(Direction): Reproduce every entry exactly as shown.

(Provided data):
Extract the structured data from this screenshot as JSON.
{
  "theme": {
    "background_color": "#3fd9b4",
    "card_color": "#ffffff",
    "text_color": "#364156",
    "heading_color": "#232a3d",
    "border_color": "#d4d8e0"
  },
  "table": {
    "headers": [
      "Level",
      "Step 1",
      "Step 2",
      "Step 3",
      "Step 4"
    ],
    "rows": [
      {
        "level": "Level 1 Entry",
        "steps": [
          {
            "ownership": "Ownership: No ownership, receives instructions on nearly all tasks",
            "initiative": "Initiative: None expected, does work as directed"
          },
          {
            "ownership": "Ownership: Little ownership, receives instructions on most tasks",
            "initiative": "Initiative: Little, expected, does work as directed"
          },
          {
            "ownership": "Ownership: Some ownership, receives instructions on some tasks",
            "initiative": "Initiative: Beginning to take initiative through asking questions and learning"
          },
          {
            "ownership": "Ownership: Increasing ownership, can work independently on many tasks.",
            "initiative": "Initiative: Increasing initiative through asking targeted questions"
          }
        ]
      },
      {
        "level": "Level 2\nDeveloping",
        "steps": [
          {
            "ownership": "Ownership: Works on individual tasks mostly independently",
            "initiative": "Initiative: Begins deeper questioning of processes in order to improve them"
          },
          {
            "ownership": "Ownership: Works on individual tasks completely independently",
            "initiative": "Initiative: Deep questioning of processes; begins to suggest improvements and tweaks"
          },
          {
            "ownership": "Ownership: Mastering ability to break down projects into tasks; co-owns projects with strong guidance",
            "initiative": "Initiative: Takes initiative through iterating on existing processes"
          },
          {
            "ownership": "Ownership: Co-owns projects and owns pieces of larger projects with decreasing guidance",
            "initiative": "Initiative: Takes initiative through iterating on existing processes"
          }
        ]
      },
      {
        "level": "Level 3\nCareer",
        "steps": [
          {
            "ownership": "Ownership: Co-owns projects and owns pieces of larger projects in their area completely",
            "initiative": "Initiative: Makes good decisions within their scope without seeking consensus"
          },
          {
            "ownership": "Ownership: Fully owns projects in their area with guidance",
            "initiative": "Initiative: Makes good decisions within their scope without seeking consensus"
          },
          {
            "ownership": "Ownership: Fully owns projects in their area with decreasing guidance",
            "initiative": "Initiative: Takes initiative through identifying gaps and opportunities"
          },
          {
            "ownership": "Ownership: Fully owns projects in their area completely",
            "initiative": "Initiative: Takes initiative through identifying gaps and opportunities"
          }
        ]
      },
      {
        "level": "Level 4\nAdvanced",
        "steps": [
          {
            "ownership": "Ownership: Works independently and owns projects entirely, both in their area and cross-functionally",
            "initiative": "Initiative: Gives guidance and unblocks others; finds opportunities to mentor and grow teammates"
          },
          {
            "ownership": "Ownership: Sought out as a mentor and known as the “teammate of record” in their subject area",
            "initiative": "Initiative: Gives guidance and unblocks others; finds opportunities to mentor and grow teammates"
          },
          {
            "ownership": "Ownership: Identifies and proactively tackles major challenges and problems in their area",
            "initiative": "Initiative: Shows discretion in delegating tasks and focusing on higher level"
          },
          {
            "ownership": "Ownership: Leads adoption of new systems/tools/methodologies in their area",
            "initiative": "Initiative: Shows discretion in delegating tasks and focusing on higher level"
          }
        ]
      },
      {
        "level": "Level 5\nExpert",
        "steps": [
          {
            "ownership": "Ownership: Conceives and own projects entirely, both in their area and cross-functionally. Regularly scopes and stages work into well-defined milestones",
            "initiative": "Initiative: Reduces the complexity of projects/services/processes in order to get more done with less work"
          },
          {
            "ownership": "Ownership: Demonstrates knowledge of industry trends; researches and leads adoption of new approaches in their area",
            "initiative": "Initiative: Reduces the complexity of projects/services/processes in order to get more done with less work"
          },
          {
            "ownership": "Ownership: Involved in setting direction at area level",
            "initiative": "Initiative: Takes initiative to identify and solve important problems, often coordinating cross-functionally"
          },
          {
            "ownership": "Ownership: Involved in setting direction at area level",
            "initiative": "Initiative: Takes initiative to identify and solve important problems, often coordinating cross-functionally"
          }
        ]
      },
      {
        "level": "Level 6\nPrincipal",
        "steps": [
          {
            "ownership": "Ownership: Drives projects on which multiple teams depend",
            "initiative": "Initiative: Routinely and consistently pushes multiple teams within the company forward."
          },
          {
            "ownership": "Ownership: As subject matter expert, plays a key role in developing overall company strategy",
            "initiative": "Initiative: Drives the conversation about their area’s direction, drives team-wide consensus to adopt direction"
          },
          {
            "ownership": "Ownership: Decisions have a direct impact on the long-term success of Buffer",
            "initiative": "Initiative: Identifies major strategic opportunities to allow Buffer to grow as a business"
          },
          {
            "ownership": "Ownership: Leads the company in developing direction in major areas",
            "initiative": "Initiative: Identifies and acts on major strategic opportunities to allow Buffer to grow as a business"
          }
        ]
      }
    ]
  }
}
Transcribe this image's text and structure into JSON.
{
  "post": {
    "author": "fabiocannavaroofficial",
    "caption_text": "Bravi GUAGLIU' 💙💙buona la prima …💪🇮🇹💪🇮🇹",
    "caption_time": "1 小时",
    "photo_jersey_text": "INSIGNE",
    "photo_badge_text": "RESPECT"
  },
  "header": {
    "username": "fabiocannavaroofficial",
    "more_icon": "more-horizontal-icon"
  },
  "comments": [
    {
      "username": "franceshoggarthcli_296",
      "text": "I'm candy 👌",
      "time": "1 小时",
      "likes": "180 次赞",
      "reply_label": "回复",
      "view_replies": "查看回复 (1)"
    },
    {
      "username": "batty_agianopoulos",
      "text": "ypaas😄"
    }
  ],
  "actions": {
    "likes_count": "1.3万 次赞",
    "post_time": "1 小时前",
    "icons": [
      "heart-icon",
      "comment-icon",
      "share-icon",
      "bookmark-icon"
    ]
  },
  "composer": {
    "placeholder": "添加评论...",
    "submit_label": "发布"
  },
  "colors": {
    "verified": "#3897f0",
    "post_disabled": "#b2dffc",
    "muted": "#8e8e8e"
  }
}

(Output):
Extract the structured data from this screenshot as JSON.
{
  "theme": {
    "background_color": "#3fd9b4",
    "card_color": "#ffffff",
    "text_color": "#364156",
    "heading_color": "#232a3d",
    "border_color": "#d4d8e0"
  },
  "table": {
    "headers": [
      "Level",
      "Step 1",
      "Step 2",
      "Step 3",
      "Step 4"
    ],
    "rows": [
      {
        "level": "Level 1 Entry",
        "steps": [
          {
            "ownership": "Ownership: No ownership, receives instructions on nearly all tasks",
            "initiative": "Initiative: None expected, does work as directed"
          },
          {
            "ownership": "Ownership: Little ownership, receives instructions on most tasks",
            "initiative": "Initiative: Little, expected, does work as directed"
          },
          {
            "ownership": "Ownership: Some ownership, receives instructions on some tasks",
            "initiative": "Initiative: Beginning to take initiative through asking questions and learning"
          },
          {
            "ownership": "Ownership: Increasing ownership, can work independently on many tasks.",
            "initiative": "Initiative: Increasing initiative through asking targeted questions"
          }
        ]
      },
      {
        "level": "Level 2\nDeveloping",
        "steps": [
          {
            "ownership": "Ownership: Works on individual tasks mostly independently",
            "initiative": "Initiative: Begins deeper questioning of processes in order to improve them"
          },
          {
            "ownership": "Ownership: Works on individual tasks completely independently",
            "initiative": "Initiative: Deep questioning of processes; begins to suggest improvements and tweaks"
          },
          {
            "ownership": "Ownership: Mastering ability to break down projects into tasks; co-owns projects with strong guidance",
            "initiative": "Initiative: Takes initiative through iterating on existing processes"
          },
          {
            "ownership": "Ownership: Co-owns projects and owns pieces of larger projects with decreasing guidance",
            "initiative": "Initiative: Takes initiative through iterating on existing processes"
          }
        ]
      },
      {
        "level": "Level 3\nCareer",
        "steps": [
          {
            "ownership": "Ownership: Co-owns projects and owns pieces of larger projects in their area completely",
            "initiative": "Initiative: Makes good decisions within their scope without seeking consensus"
          },
          {
            "ownership": "Ownership: Fully owns projects in their area with guidance",
            "initiative": "Initiative: Makes good decisions within their scope without seeking consensus"
          },
          {
            "ownership": "Ownership: Fully owns projects in their area with decreasing guidance",
            "initiative": "Initiative: Takes initiative through identifying gaps and opportunities"
          },
          {
            "ownership": "Ownership: Fully owns projects in their area completely",
            "initiative": "Initiative: Takes initiative through identifying gaps and opportunities"
          }
        ]
      },
      {
        "level": "Level 4\nAdvanced",
        "steps": [
          {
            "ownership": "Ownership: Works independently and owns projects entirely, both in their area and cross-functionally",
            "initiative": "Initiative: Gives guidance and unblocks others; finds opportunities to mentor and grow teammates"
          },
          {
            "ownership": "Ownership: Sought out as a mentor and known as the “teammate of record” in their subject area",
            "initiative": "Initiative: Gives guidance and unblocks others; finds opportunities to mentor and grow teammates"
          },
          {
            "ownership": "Ownership: Identifies and proactively tackles major challenges and problems in their area",
            "initiative": "Initiative: Shows discretion in delegating tasks and focusing on higher level"
          },
          {
            "ownership": "Ownership: Leads adoption of new systems/tools/methodologies in their area",
            "initiative": "Initiative: Shows discretion in delegating tasks and focusing on higher level"
          }
        ]
      },
      {
        "level": "Level 5\nExpert",
        "steps": [
          {
            "ownership": "Ownership: Conceives and own projects entirely, both in their area and cross-functionally. Regularly scopes and stages work into well-defined milestones",
            "initiative": "Initiative: Reduces the complexity of projects/services/processes in order to get more done with less work"
          },
          {
            "ownership": "Ownership: Demonstrates knowledge of industry trends; researches and leads adoption of new approaches in their area",
            "initiative": "Initiative: Reduces the complexity of projects/services/processes in order to get more done with less work"
          },
          {
            "ownership": "Ownership: Involved in setting direction at area level",
            "initiative": "Initiative: Takes initiative to identify and solve important problems, often coordinating cross-functionally"
          },
          {
            "ownership": "Ownership: Involved in setting direction at area level",
            "initiative": "Initiative: Takes initiative to identify and solve important problems, often coordinating cross-functionally"
          }
        ]
      },
      {
        "level": "Level 6\nPrincipal",
        "steps": [
          {
            "ownership": "Ownership: Drives projects on which multiple teams depend",
            "initiative": "Initiative: Routinely and consistently pushes multiple teams within the company forward."
          },
          {
            "ownership": "Ownership: As subject matter expert, plays a key role in developing overall company strategy",
            "initiative": "Initiative: Drives the conversation about their area’s direction, drives team-wide consensus to adopt direction"
          },
          {
            "ownership": "Ownership: Decisions have a direct impact on the long-term success of Buffer",
            "initiative": "Initiative: Identifies major strategic opportunities to allow Buffer to grow as a business"
          },
          {
            "ownership": "Ownership: Leads the company in developing direction in major areas",
            "initiative": "Initiative: Identifies and acts on major strategic opportunities to allow Buffer to grow as a business"
          }
        ]
      }
    ]
  }
}
Transcribe this image's text and structure into JSON.
{
  "post": {
    "author": "fabiocannavaroofficial",
    "caption_text": "Bravi GUAGLIU' 💙💙buona la prima …💪🇮🇹💪🇮🇹",
    "caption_time": "1 小时",
    "photo_jersey_text": "INSIGNE",
    "photo_badge_text": "RESPECT"
  },
  "header": {
    "username": "fabiocannavaroofficial",
    "more_icon": "more-horizontal-icon"
  },
  "comments": [
    {
      "username": "franceshoggarthcli_296",
      "text": "I'm candy 👌",
      "time": "1 小时",
      "likes": "180 次赞",
      "reply_label": "回复",
      "view_replies": "查看回复 (1)"
    },
    {
      "username": "batty_agianopoulos",
      "text": "ypaas😄"
    }
  ],
  "actions": {
    "likes_count": "1.3万 次赞",
    "post_time": "1 小时前",
    "icons": [
      "heart-icon",
      "comment-icon",
      "share-icon",
      "bookmark-icon"
    ]
  },
  "composer": {
    "placeholder": "添加评论...",
    "submit_label": "发布"
  },
  "colors": {
    "verified": "#3897f0",
    "post_disabled": "#b2dffc",
    "muted": "#8e8e8e"
  }
}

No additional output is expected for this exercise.